In the data below, locate each line with the word "чемпион" and list it.

------ Data supplied

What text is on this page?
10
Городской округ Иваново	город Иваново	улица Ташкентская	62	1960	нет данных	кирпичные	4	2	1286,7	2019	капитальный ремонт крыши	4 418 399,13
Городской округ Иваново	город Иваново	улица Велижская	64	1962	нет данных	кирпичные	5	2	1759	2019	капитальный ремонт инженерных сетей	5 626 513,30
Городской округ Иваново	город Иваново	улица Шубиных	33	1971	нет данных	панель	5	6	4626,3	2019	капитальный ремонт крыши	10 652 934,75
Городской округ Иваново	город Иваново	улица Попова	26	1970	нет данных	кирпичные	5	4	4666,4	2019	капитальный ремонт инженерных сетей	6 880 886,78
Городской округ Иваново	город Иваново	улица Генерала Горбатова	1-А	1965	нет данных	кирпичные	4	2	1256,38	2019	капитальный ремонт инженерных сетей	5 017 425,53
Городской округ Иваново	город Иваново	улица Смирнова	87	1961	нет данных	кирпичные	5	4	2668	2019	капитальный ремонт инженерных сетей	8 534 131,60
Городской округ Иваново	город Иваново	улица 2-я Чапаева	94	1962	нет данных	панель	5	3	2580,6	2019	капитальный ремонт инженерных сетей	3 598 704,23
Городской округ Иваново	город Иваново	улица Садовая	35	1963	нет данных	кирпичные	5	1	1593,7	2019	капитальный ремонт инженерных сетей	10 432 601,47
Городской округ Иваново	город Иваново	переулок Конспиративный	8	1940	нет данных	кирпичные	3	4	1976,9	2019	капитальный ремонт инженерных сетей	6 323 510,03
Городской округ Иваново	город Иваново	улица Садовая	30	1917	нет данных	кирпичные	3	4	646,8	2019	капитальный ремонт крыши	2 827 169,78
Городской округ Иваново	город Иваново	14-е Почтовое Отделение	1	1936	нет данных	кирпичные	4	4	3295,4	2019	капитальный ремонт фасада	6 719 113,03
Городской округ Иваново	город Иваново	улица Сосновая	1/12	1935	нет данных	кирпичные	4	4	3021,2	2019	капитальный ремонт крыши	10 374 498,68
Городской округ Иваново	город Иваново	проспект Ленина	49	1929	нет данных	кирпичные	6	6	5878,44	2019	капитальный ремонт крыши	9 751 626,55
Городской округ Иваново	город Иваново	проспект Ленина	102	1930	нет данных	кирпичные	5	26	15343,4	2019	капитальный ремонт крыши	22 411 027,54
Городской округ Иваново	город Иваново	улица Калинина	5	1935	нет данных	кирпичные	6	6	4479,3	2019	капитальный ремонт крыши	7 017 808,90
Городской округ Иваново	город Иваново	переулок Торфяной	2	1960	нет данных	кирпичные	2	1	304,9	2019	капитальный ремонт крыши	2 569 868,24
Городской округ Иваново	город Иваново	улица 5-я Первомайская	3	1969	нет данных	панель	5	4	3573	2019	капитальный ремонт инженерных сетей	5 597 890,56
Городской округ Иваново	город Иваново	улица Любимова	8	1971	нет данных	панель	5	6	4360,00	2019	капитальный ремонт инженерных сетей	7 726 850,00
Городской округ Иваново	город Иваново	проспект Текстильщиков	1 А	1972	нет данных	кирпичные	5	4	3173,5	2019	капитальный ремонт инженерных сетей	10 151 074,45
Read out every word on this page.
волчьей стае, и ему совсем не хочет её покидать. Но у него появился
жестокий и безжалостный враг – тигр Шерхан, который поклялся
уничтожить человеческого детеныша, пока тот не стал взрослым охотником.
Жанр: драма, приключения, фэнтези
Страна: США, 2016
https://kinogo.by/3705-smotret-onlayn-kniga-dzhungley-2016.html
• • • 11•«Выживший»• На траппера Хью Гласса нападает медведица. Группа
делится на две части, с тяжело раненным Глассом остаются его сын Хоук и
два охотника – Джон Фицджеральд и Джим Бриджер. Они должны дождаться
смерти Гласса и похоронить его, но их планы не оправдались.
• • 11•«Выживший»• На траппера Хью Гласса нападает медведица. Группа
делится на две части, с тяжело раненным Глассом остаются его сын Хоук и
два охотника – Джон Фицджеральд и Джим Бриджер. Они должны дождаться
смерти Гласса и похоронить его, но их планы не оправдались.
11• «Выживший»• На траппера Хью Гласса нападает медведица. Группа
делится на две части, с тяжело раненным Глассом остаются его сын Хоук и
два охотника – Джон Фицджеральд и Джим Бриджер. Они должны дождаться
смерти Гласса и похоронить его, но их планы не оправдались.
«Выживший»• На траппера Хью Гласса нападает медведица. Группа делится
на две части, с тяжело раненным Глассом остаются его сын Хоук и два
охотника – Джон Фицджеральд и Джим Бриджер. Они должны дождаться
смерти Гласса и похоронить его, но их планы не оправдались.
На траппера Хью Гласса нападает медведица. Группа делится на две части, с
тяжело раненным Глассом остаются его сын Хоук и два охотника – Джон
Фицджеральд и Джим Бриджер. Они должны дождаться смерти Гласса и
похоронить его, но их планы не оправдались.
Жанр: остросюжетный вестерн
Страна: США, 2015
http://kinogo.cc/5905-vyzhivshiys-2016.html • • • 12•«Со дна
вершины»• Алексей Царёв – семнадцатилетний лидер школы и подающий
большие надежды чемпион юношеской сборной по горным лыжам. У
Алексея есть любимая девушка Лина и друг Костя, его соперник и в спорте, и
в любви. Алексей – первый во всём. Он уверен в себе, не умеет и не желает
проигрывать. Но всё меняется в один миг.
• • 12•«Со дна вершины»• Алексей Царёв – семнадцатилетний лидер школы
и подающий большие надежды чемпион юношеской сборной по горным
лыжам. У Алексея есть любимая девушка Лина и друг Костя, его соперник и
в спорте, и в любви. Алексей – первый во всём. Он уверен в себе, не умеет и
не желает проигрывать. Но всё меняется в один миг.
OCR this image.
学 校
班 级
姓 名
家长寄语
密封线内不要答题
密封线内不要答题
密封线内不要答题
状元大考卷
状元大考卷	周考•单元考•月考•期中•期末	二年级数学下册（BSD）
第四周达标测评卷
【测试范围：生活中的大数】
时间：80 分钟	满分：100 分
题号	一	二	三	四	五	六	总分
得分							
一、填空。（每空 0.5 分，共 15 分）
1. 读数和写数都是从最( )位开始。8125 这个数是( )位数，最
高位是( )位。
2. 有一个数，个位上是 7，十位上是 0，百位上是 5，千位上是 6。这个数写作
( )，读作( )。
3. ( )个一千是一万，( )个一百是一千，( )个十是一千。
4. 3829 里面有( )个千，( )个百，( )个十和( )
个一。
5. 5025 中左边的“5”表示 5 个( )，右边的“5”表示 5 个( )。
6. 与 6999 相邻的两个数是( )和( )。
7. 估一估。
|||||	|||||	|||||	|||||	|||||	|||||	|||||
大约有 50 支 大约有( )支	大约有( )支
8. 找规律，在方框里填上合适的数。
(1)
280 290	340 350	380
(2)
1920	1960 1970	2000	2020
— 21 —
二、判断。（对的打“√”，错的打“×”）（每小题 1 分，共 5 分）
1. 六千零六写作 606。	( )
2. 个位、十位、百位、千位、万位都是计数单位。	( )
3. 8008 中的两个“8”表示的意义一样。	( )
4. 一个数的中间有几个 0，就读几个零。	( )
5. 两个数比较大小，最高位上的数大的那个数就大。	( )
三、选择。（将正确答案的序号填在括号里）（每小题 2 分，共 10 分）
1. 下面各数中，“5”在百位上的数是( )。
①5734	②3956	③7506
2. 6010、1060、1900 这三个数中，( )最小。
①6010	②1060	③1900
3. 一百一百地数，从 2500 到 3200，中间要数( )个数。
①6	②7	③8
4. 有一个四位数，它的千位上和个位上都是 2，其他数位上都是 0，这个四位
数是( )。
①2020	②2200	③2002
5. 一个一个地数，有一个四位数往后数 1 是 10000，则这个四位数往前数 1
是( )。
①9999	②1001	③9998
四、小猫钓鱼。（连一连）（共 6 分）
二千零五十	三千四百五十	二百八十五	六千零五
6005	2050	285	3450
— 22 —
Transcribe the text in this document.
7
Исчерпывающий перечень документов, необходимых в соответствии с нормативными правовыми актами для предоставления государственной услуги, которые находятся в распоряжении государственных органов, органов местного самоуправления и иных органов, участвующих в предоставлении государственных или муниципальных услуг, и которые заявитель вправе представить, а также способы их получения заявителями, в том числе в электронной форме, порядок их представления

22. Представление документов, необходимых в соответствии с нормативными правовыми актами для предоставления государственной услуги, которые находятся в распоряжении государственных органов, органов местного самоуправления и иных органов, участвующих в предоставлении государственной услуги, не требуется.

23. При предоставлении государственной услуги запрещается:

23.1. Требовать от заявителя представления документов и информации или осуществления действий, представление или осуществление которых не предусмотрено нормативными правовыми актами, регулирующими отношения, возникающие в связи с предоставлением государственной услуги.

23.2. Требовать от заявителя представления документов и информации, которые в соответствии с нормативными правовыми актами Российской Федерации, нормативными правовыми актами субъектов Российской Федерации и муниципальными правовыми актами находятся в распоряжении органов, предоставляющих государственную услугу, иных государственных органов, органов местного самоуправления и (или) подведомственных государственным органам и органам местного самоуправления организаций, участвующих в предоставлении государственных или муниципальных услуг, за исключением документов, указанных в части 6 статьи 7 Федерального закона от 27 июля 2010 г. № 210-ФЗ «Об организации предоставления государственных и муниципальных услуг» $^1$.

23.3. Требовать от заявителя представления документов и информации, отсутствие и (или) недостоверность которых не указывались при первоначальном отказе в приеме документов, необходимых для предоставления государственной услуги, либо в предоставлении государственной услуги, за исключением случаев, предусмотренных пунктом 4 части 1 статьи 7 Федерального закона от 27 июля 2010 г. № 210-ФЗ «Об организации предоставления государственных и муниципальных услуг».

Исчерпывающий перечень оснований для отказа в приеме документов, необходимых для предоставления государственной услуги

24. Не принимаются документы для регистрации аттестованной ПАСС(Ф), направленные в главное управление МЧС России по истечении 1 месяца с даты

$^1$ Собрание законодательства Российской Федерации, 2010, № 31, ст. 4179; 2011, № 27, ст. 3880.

------------

## Output for this task
большие надежды чемпион юношеской сборной по горным лыжам. У
и подающий большие надежды чемпион юношеской сборной по горным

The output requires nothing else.